## Start

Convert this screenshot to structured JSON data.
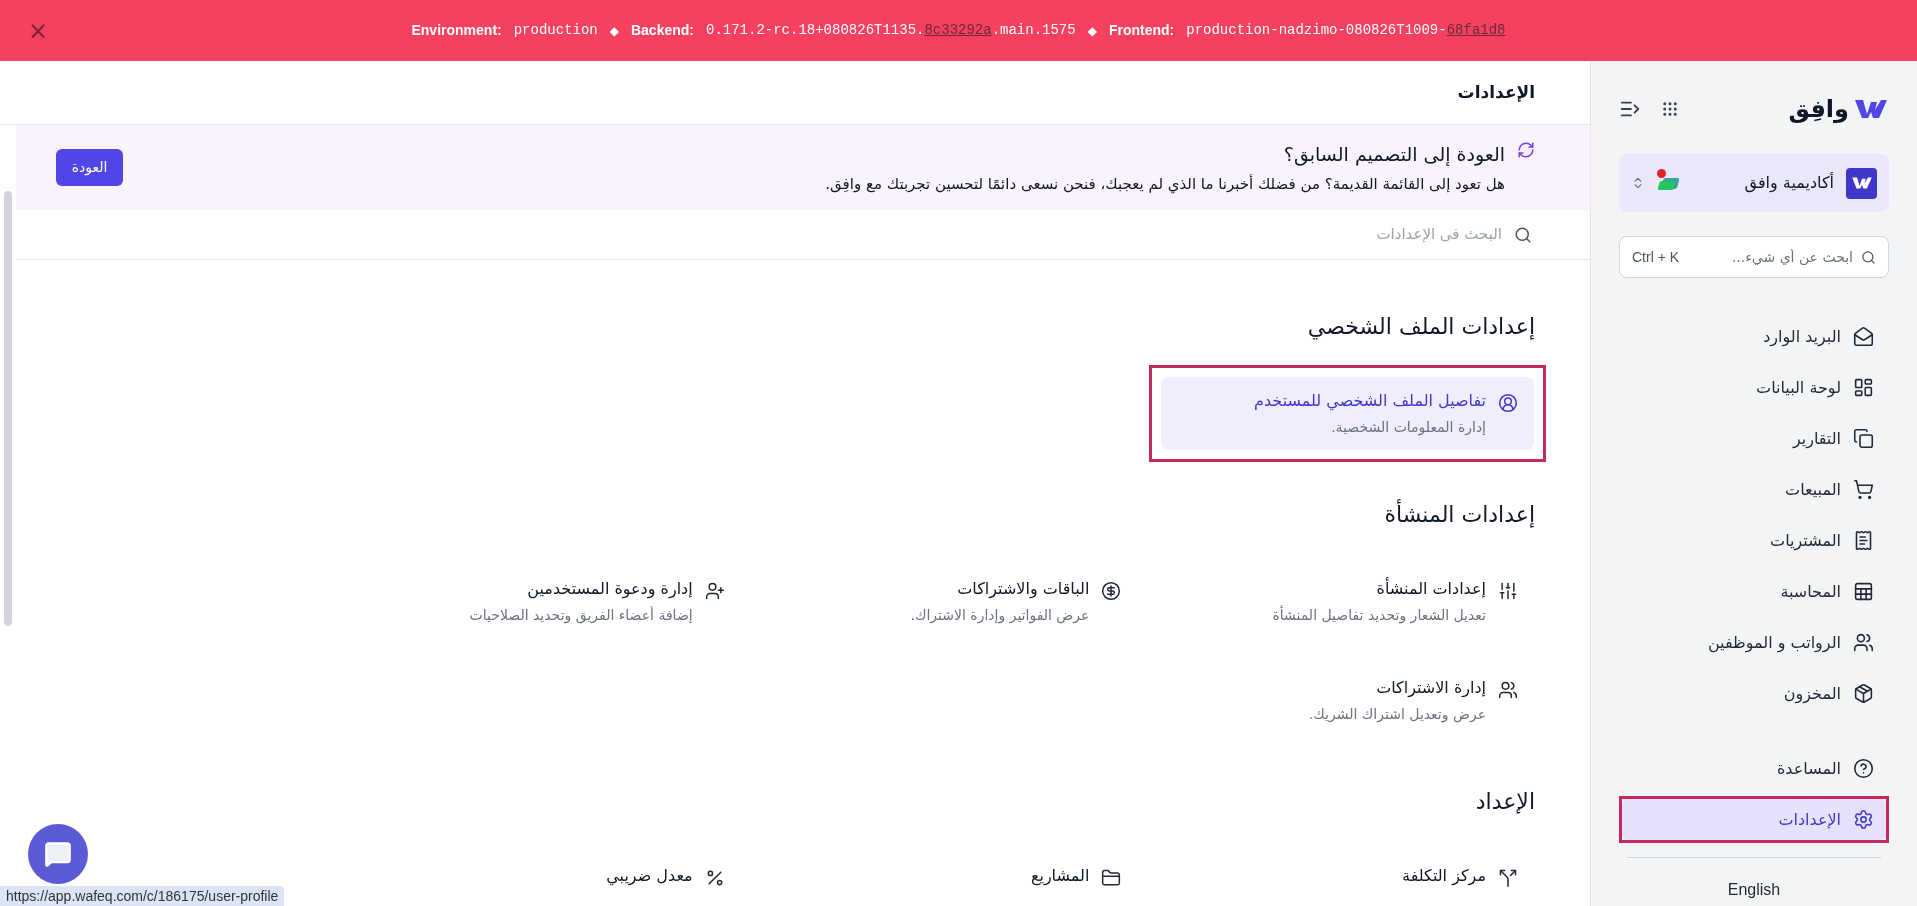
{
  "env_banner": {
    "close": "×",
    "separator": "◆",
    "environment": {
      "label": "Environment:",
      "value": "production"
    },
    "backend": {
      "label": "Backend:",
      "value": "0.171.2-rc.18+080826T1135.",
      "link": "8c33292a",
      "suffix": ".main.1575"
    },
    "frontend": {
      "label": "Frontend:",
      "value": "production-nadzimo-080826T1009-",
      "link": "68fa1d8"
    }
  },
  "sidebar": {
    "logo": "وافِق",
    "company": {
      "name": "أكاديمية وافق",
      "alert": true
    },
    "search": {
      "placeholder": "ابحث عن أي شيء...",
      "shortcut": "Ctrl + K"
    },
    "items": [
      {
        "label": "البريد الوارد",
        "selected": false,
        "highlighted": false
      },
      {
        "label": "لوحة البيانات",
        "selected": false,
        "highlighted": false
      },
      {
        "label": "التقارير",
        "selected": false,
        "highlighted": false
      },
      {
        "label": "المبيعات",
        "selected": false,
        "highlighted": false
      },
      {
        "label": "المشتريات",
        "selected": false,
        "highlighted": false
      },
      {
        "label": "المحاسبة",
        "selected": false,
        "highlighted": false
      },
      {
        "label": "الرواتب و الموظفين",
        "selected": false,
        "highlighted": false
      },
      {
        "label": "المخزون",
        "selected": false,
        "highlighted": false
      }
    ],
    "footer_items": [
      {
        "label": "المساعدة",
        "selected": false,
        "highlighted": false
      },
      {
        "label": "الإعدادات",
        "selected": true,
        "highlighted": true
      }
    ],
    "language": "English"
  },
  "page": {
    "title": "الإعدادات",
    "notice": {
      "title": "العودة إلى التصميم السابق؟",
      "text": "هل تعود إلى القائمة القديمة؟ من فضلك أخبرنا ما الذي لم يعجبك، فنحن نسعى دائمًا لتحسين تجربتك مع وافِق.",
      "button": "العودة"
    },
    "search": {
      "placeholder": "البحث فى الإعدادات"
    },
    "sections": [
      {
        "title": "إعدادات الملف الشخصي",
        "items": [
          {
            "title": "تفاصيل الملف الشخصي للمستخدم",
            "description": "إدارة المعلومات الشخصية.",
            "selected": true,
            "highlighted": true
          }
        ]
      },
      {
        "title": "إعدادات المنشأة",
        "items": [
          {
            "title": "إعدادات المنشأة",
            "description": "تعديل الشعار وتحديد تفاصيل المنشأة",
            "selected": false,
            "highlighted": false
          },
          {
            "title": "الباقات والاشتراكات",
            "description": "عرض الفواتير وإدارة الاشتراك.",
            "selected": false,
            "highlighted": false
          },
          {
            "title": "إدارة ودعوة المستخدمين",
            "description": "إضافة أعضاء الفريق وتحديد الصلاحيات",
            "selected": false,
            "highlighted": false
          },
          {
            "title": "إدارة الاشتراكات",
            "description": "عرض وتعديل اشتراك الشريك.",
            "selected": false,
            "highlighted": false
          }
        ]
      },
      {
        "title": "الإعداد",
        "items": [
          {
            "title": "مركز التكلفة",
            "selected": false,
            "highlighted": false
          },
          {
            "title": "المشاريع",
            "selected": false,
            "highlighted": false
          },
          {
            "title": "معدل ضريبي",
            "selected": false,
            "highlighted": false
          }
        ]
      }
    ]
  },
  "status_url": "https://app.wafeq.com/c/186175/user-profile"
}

## End

◆ **Exercise requirements**: Every record above should come back exactly, but without its pictures.

◆ **Reply to the task**:
Convert this screenshot to structured JSON data.
{
  "env_banner": {
    "close": "×",
    "separator": "◆",
    "environment": {
      "label": "Environment:",
      "value": "production"
    },
    "backend": {
      "label": "Backend:",
      "value": "0.171.2-rc.18+080826T1135.",
      "link": "8c33292a",
      "suffix": ".main.1575"
    },
    "frontend": {
      "label": "Frontend:",
      "value": "production-nadzimo-080826T1009-",
      "link": "68fa1d8"
    }
  },
  "sidebar": {
    "logo": "وافِق",
    "company": {
      "name": "أكاديمية وافق",
      "alert": true
    },
    "search": {
      "placeholder": "ابحث عن أي شيء...",
      "shortcut": "Ctrl + K"
    },
    "items": [
      {
        "label": "البريد الوارد",
        "selected": false,
        "highlighted": false
      },
      {
        "label": "لوحة البيانات",
        "selected": false,
        "highlighted": false
      },
      {
        "label": "التقارير",
        "selected": false,
        "highlighted": false
      },
      {
        "label": "المبيعات",
        "selected": false,
        "highlighted": false
      },
      {
        "label": "المشتريات",
        "selected": false,
        "highlighted": false
      },
      {
        "label": "المحاسبة",
        "selected": false,
        "highlighted": false
      },
      {
        "label": "الرواتب و الموظفين",
        "selected": false,
        "highlighted": false
      },
      {
        "label": "المخزون",
        "selected": false,
        "highlighted": false
      }
    ],
    "footer_items": [
      {
        "label": "المساعدة",
        "selected": false,
        "highlighted": false
      },
      {
        "label": "الإعدادات",
        "selected": true,
        "highlighted": true
      }
    ],
    "language": "English"
  },
  "page": {
    "title": "الإعدادات",
    "notice": {
      "title": "العودة إلى التصميم السابق؟",
      "text": "هل تعود إلى القائمة القديمة؟ من فضلك أخبرنا ما الذي لم يعجبك، فنحن نسعى دائمًا لتحسين تجربتك مع وافِق.",
      "button": "العودة"
    },
    "search": {
      "placeholder": "البحث فى الإعدادات"
    },
    "sections": [
      {
        "title": "إعدادات الملف الشخصي",
        "items": [
          {
            "title": "تفاصيل الملف الشخصي للمستخدم",
            "description": "إدارة المعلومات الشخصية.",
            "selected": true,
            "highlighted": true
          }
        ]
      },
      {
        "title": "إعدادات المنشأة",
        "items": [
          {
            "title": "إعدادات المنشأة",
            "description": "تعديل الشعار وتحديد تفاصيل المنشأة",
            "selected": false,
            "highlighted": false
          },
          {
            "title": "الباقات والاشتراكات",
            "description": "عرض الفواتير وإدارة الاشتراك.",
            "selected": false,
            "highlighted": false
          },
          {
            "title": "إدارة ودعوة المستخدمين",
            "description": "إضافة أعضاء الفريق وتحديد الصلاحيات",
            "selected": false,
            "highlighted": false
          },
          {
            "title": "إدارة الاشتراكات",
            "description": "عرض وتعديل اشتراك الشريك.",
            "selected": false,
            "highlighted": false
          }
        ]
      },
      {
        "title": "الإعداد",
        "items": [
          {
            "title": "مركز التكلفة",
            "selected": false,
            "highlighted": false
          },
          {
            "title": "المشاريع",
            "selected": false,
            "highlighted": false
          },
          {
            "title": "معدل ضريبي",
            "selected": false,
            "highlighted": false
          }
        ]
      }
    ]
  },
  "status_url": "https://app.wafeq.com/c/186175/user-profile"
}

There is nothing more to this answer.